- Required task
State how many lines of the entries hold the string "static", and output nothing but that count.

- Data supplied
^^^^

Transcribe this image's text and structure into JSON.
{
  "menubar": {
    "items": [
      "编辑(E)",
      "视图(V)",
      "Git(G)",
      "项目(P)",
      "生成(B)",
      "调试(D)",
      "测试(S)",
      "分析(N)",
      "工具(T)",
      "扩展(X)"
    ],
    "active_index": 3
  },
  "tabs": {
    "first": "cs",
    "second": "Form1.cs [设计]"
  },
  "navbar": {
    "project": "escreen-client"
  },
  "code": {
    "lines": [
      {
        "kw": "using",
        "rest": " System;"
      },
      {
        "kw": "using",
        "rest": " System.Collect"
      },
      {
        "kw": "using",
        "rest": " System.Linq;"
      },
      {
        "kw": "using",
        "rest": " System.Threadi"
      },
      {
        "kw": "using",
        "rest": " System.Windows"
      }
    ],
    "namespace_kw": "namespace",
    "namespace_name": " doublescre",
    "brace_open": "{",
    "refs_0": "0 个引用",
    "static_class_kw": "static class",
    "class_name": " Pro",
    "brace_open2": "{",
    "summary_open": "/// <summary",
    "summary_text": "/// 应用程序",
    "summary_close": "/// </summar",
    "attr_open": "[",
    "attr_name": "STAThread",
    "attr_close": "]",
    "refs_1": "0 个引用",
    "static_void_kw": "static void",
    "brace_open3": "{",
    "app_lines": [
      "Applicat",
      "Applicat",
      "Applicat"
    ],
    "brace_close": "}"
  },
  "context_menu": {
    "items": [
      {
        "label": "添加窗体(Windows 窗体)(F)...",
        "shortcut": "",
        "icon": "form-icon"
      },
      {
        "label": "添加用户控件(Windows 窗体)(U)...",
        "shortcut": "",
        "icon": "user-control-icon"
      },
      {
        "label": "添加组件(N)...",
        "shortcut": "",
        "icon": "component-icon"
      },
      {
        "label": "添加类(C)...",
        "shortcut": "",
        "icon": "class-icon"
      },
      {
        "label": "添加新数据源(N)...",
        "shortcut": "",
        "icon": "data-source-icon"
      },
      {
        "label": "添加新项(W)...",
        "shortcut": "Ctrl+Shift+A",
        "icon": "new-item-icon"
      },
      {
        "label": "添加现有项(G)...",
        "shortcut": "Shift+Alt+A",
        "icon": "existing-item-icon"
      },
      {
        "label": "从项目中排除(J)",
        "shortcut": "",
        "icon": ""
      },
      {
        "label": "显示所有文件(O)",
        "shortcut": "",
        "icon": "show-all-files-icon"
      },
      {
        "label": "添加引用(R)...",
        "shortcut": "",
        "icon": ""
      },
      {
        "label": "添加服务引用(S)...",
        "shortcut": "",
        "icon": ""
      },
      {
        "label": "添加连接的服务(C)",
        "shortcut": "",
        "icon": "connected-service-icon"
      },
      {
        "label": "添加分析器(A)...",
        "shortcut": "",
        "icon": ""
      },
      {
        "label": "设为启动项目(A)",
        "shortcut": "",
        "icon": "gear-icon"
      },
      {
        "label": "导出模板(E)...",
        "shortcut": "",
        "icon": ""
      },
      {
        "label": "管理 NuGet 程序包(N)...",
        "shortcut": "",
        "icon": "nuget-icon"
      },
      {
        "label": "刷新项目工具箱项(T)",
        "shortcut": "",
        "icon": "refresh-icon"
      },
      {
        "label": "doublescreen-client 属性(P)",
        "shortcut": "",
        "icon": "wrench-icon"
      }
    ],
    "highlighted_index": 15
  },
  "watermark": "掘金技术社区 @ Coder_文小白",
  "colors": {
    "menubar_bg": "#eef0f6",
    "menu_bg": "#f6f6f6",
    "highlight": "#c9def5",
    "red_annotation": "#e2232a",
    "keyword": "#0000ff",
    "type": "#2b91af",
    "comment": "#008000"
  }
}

^^^^

- Exercise answer
2